*Information supplied*
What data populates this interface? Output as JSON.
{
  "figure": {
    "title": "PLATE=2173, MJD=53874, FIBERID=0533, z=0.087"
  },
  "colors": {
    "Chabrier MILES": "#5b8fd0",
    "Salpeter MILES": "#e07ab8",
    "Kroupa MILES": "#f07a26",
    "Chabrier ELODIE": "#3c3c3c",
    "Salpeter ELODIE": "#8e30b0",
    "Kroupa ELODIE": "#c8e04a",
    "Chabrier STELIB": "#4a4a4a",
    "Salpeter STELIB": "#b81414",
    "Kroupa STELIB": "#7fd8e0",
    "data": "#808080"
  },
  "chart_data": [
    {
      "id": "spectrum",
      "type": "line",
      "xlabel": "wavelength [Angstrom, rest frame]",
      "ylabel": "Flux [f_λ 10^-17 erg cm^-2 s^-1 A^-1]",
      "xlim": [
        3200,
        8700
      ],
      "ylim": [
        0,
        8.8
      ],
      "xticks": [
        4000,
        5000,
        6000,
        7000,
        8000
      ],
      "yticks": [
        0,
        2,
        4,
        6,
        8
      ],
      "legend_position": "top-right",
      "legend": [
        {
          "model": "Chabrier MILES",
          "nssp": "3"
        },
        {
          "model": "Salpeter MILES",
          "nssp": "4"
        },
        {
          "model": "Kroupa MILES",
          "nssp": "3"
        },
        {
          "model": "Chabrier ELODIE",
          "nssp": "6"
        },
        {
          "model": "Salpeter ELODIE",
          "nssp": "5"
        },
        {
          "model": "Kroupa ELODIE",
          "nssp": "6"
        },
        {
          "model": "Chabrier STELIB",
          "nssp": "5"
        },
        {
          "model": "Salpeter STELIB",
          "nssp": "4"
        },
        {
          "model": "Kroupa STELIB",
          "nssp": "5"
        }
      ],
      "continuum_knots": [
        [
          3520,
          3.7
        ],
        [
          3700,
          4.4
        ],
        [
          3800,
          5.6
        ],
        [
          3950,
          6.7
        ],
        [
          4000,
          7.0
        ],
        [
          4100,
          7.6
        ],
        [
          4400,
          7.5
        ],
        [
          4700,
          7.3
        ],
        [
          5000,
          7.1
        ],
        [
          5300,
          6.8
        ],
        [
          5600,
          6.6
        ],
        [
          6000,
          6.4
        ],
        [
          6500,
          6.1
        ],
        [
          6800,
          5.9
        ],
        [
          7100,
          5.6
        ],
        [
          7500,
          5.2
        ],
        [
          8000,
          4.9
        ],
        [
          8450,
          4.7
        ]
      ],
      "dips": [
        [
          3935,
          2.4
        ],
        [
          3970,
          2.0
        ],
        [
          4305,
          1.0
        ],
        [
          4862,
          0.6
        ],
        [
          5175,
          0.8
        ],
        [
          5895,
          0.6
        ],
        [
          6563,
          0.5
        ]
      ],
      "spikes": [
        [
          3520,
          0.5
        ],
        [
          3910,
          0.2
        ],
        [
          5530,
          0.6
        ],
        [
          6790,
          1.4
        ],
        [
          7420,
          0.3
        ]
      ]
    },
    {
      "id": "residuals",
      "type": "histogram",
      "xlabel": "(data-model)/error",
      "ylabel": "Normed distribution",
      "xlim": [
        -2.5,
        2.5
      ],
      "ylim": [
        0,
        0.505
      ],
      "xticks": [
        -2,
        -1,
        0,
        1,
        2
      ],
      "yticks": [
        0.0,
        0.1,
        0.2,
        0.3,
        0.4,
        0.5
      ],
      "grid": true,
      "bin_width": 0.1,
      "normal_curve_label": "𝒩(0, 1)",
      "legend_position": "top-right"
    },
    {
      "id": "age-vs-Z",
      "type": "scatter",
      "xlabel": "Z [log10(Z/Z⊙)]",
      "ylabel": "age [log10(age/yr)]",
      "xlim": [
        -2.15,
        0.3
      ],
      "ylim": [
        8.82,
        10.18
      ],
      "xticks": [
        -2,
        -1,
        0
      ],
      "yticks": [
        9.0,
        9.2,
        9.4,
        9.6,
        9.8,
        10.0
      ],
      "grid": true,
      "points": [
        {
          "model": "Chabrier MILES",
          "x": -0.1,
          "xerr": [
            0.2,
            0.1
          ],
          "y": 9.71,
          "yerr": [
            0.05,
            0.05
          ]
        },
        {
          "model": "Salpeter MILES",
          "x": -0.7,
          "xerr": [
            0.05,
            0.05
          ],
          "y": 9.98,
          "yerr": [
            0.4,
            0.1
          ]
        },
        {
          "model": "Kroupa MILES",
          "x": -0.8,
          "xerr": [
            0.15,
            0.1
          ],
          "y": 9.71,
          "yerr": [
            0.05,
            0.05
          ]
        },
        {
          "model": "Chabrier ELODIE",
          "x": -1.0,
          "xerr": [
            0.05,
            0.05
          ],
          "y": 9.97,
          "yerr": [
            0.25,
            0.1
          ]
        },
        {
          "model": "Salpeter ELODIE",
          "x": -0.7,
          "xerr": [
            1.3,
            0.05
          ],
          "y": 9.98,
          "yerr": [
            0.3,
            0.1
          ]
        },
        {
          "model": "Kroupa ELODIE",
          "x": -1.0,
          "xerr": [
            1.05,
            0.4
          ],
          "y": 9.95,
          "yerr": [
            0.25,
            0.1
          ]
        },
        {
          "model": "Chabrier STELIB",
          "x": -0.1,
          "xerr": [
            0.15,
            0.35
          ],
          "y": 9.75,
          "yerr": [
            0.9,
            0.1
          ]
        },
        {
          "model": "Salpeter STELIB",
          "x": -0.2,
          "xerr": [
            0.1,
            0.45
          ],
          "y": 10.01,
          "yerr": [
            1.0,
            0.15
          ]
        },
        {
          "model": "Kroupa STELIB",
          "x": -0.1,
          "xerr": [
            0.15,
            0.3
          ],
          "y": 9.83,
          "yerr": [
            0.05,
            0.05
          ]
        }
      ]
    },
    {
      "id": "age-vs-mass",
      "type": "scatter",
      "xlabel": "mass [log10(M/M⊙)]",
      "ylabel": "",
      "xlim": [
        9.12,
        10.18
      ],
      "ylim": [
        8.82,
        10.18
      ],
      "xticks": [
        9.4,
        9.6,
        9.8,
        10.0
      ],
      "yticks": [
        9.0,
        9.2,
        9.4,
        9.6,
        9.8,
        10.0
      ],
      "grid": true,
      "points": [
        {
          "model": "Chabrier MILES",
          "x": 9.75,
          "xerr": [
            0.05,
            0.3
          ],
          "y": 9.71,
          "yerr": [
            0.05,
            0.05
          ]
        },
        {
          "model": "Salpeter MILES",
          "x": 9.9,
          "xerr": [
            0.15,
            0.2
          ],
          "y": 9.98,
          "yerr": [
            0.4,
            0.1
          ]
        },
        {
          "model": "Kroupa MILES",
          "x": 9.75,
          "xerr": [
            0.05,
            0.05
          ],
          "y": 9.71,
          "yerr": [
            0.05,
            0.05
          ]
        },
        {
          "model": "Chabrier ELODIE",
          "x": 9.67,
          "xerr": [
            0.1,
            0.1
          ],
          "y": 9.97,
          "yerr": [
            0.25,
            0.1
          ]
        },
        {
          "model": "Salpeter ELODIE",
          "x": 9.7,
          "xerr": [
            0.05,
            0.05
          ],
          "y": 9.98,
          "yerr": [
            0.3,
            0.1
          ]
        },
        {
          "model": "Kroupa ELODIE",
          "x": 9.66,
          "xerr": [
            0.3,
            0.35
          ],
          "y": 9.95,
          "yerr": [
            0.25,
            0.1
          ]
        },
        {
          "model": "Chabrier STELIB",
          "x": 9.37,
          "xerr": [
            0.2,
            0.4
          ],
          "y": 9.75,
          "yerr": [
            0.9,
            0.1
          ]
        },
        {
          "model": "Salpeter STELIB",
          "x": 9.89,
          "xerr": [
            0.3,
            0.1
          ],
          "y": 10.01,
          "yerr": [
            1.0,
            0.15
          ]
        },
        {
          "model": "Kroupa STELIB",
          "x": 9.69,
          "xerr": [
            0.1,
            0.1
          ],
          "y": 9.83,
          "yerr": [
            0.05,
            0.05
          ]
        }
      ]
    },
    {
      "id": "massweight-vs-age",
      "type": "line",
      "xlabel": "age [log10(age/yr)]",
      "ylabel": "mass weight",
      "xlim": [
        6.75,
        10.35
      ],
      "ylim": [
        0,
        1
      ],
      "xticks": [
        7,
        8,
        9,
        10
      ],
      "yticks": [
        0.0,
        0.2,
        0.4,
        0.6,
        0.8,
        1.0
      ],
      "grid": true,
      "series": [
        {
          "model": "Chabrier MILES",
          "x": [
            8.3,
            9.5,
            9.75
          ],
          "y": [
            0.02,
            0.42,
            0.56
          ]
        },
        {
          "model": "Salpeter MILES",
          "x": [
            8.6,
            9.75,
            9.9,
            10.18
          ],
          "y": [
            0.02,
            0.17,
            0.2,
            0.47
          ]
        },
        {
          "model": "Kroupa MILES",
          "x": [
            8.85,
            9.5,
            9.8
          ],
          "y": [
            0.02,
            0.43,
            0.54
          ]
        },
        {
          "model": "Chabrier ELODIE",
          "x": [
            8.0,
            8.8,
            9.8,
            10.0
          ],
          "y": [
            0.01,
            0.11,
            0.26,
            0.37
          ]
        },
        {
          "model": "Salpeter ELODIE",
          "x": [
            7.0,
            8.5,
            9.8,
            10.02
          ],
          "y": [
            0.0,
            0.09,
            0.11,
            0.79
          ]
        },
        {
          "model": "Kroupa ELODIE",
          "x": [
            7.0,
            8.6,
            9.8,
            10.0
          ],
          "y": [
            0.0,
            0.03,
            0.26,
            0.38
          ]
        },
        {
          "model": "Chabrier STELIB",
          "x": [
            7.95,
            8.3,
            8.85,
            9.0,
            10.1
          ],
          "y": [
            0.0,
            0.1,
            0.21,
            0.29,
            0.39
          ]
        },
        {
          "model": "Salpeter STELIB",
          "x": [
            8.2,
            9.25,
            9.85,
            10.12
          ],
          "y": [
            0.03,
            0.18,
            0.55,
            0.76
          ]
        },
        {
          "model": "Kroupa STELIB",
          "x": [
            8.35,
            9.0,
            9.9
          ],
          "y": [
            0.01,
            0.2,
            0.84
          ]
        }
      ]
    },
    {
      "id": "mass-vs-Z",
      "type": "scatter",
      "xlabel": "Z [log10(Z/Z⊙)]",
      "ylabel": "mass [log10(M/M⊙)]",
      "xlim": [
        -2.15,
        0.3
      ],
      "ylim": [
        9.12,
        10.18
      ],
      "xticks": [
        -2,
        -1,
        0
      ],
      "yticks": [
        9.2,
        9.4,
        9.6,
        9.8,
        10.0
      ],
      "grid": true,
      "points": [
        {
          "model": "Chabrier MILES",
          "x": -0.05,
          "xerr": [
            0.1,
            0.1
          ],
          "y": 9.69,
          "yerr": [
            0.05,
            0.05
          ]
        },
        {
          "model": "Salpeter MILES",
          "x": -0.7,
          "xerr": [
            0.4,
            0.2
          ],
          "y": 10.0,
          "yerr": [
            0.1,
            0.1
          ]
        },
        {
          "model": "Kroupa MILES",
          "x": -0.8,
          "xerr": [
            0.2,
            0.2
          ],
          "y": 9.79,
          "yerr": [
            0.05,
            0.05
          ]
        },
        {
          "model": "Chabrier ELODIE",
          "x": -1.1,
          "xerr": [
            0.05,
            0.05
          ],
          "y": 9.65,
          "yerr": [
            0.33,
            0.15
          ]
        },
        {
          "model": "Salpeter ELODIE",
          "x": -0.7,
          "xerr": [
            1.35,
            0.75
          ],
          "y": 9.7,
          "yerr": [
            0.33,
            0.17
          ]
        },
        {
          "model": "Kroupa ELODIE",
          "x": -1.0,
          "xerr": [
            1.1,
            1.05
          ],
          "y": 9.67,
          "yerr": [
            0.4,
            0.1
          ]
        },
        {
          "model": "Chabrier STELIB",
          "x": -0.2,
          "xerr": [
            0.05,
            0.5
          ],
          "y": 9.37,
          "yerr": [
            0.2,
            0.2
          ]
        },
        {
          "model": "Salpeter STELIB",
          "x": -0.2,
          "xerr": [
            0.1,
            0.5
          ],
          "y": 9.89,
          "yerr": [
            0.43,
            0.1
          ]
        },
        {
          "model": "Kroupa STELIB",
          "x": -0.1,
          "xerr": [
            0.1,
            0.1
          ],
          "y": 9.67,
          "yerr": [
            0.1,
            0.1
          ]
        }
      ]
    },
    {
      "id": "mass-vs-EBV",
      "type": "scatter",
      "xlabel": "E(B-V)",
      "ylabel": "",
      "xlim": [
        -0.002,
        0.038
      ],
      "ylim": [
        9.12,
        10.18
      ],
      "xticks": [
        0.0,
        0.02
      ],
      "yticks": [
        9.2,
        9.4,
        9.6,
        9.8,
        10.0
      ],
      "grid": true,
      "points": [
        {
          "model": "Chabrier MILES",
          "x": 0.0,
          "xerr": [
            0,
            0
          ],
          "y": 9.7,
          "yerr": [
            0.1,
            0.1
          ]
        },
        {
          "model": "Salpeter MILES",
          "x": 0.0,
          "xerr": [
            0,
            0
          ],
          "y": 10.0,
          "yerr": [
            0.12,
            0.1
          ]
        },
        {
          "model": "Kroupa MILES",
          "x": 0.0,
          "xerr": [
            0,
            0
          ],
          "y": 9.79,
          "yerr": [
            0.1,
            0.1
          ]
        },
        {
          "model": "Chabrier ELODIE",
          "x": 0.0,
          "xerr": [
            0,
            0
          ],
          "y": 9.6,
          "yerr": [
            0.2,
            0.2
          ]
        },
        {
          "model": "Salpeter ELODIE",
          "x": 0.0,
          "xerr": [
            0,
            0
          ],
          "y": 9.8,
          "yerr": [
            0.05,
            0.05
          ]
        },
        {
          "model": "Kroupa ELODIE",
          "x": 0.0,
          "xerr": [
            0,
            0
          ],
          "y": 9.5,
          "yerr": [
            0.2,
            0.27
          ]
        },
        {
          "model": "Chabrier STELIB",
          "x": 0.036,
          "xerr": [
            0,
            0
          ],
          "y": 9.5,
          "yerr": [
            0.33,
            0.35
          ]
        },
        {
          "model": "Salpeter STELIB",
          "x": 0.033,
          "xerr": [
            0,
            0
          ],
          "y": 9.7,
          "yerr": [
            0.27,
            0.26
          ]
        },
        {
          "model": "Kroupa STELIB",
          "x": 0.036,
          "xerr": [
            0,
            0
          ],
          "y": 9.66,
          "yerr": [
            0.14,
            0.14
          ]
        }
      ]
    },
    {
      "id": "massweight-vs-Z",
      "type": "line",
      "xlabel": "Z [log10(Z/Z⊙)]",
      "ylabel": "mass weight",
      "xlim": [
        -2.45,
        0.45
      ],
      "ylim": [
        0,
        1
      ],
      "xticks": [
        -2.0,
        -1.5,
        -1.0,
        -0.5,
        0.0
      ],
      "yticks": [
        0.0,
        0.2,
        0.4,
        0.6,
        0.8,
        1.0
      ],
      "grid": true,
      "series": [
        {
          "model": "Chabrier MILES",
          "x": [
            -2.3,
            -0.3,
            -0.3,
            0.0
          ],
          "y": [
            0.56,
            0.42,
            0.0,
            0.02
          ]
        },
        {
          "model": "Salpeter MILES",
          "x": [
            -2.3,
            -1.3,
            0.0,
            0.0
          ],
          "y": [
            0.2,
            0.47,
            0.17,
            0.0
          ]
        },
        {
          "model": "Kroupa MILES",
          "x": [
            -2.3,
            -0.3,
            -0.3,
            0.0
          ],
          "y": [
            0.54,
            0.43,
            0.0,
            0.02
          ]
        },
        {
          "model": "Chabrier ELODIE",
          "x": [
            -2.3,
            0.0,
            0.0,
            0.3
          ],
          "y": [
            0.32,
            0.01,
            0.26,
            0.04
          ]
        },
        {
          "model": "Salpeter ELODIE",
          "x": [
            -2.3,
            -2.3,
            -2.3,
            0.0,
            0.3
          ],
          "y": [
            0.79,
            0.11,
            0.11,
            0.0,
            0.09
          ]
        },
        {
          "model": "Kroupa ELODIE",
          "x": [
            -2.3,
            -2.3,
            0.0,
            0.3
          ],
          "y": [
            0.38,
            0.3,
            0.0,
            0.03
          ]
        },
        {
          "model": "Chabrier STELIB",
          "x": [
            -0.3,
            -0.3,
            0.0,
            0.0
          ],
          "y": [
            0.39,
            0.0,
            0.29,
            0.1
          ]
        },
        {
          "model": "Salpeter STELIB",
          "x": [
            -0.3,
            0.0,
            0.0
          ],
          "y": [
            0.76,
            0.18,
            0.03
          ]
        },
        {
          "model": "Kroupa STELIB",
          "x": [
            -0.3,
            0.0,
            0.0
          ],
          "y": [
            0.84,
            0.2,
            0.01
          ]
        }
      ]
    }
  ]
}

*What you will do*
Pick out the lines above that hold the string "massweight" and show them.

*Solution for this task*
      "id": "massweight-vs-age",
      "id": "massweight-vs-Z",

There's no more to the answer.